EXERCISE REQUIREMENTS:
Extract the stretch of the records from the start through the line containing "curve-point xyxy=(662,388,666,392)", both ends included, and copy those lines word for word.
......
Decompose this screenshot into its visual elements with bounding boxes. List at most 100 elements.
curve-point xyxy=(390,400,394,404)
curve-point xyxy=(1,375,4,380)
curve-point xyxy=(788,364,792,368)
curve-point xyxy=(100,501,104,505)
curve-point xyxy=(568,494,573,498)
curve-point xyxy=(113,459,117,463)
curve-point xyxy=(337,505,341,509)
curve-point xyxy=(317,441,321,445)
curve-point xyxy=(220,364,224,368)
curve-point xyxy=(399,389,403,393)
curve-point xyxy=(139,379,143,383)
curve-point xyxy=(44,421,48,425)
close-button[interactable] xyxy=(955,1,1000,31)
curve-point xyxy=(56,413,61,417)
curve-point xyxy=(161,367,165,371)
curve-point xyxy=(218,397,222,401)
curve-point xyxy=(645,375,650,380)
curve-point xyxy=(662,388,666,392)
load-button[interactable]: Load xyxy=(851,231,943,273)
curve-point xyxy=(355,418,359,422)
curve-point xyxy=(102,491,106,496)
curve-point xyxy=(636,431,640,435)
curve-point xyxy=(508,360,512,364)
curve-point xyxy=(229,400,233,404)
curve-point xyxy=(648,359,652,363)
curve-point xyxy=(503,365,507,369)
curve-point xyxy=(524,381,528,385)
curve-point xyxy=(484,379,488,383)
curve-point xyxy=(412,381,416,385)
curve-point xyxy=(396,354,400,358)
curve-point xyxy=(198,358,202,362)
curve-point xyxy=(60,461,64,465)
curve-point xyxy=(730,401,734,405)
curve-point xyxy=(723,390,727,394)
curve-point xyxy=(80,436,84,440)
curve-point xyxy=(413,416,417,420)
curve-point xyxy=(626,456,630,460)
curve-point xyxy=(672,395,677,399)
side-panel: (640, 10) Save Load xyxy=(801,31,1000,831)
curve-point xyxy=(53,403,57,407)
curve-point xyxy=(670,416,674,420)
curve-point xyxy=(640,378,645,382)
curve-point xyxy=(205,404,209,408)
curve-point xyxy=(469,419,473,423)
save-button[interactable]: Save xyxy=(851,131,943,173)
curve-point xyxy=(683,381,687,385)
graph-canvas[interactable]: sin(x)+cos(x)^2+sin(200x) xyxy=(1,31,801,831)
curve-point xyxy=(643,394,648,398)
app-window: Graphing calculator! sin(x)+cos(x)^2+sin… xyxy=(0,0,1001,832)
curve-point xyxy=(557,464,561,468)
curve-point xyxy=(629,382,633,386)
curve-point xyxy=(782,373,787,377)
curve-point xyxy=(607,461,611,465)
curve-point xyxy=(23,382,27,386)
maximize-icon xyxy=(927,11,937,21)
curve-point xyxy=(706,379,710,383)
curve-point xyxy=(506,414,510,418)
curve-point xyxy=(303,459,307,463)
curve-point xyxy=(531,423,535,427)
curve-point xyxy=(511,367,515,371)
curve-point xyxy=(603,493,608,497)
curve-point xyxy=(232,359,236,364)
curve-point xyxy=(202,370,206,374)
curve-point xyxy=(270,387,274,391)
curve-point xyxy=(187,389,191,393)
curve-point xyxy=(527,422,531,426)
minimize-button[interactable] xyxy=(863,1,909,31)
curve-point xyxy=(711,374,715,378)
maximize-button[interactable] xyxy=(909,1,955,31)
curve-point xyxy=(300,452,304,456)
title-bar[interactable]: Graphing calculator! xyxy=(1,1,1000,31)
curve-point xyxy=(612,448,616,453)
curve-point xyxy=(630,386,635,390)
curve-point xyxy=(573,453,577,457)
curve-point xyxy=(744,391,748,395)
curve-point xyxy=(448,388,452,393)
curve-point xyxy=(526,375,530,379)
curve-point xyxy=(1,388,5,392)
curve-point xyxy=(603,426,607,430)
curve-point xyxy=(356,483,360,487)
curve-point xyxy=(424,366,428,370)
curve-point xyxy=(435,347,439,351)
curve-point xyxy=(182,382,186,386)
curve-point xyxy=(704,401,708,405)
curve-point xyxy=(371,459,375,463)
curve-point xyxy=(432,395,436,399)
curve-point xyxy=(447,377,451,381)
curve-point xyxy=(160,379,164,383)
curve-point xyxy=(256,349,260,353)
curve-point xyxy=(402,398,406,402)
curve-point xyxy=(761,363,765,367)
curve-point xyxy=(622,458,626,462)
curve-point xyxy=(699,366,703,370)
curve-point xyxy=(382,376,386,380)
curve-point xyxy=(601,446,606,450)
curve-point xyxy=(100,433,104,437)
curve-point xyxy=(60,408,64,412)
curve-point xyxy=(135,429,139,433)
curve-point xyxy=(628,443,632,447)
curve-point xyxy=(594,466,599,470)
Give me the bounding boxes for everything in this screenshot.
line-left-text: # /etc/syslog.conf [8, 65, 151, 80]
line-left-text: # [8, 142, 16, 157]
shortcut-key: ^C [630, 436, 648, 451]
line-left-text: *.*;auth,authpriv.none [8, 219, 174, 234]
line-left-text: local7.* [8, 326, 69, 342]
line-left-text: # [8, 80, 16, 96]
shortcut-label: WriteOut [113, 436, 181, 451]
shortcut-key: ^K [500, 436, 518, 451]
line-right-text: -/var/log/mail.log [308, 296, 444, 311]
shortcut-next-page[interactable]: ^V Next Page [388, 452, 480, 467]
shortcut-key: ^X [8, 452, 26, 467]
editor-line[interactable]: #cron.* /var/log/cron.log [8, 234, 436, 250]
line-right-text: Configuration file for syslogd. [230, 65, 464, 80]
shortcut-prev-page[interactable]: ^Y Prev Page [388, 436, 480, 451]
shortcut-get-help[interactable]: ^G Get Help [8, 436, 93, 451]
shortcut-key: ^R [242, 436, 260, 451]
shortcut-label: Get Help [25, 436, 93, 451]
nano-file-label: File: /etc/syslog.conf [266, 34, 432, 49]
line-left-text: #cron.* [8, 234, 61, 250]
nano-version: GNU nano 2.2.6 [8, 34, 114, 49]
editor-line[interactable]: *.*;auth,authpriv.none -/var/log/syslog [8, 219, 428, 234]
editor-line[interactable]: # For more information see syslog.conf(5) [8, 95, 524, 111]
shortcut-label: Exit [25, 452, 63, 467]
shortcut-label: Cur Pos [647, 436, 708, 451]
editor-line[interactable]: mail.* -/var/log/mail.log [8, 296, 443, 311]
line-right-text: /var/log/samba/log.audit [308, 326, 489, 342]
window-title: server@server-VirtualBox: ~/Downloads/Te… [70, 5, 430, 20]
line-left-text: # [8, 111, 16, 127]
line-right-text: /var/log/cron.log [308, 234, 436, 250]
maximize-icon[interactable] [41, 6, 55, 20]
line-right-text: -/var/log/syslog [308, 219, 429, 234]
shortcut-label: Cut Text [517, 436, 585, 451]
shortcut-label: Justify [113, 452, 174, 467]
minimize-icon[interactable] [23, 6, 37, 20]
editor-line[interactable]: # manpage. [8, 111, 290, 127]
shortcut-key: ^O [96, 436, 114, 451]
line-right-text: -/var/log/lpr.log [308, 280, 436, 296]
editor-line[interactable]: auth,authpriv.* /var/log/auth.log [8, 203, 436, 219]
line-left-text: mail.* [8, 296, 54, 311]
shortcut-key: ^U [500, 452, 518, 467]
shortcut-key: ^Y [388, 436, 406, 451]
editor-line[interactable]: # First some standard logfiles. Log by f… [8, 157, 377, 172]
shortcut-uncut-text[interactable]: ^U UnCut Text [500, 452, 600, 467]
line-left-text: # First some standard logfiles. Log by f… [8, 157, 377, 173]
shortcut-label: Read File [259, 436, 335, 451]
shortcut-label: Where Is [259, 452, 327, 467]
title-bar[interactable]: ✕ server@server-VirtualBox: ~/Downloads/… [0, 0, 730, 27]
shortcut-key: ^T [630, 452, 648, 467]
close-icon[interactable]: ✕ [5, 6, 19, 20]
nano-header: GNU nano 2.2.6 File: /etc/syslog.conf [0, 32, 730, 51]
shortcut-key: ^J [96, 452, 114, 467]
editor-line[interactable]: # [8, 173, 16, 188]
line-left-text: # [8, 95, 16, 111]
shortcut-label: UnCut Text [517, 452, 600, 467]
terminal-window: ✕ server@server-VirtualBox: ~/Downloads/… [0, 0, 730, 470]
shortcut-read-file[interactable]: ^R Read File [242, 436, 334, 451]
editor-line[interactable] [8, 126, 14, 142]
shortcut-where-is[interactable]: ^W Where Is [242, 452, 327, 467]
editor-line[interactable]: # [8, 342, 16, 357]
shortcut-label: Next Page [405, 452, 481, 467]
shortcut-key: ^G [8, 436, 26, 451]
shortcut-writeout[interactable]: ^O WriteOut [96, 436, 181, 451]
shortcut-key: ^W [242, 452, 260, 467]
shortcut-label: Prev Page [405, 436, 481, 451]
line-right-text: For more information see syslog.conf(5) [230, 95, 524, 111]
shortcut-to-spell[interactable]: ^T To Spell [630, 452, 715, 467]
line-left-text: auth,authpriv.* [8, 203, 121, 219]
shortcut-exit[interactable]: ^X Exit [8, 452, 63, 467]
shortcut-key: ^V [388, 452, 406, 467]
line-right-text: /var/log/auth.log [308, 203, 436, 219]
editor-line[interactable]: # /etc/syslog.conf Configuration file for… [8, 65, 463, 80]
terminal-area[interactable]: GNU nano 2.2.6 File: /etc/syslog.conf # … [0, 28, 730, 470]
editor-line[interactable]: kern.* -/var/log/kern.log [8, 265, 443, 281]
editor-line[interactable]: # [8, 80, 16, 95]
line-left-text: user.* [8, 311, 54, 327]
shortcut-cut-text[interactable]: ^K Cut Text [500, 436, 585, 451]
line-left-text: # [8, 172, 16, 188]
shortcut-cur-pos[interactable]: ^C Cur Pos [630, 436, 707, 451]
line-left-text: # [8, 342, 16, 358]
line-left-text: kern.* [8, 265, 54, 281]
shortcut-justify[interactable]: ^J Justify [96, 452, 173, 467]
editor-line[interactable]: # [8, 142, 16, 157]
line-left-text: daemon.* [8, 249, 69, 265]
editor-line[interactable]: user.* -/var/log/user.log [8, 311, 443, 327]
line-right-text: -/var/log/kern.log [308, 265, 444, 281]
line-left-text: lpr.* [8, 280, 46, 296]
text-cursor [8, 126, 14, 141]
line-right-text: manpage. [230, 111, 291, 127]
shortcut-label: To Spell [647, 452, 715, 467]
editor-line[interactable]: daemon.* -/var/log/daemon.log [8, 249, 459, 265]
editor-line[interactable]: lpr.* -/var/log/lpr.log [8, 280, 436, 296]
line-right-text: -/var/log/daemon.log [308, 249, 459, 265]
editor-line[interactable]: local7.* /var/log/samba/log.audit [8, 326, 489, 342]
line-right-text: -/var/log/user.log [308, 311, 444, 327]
......
TASK RESULT:
Decompose this screenshot into its visual elements with bounding boxes. List at most 100 elements.
curve-point xyxy=(390,400,394,404)
curve-point xyxy=(1,375,4,380)
curve-point xyxy=(788,364,792,368)
curve-point xyxy=(100,501,104,505)
curve-point xyxy=(568,494,573,498)
curve-point xyxy=(113,459,117,463)
curve-point xyxy=(337,505,341,509)
curve-point xyxy=(317,441,321,445)
curve-point xyxy=(220,364,224,368)
curve-point xyxy=(399,389,403,393)
curve-point xyxy=(139,379,143,383)
curve-point xyxy=(44,421,48,425)
close-button[interactable] xyxy=(955,1,1000,31)
curve-point xyxy=(56,413,61,417)
curve-point xyxy=(161,367,165,371)
curve-point xyxy=(218,397,222,401)
curve-point xyxy=(645,375,650,380)
curve-point xyxy=(662,388,666,392)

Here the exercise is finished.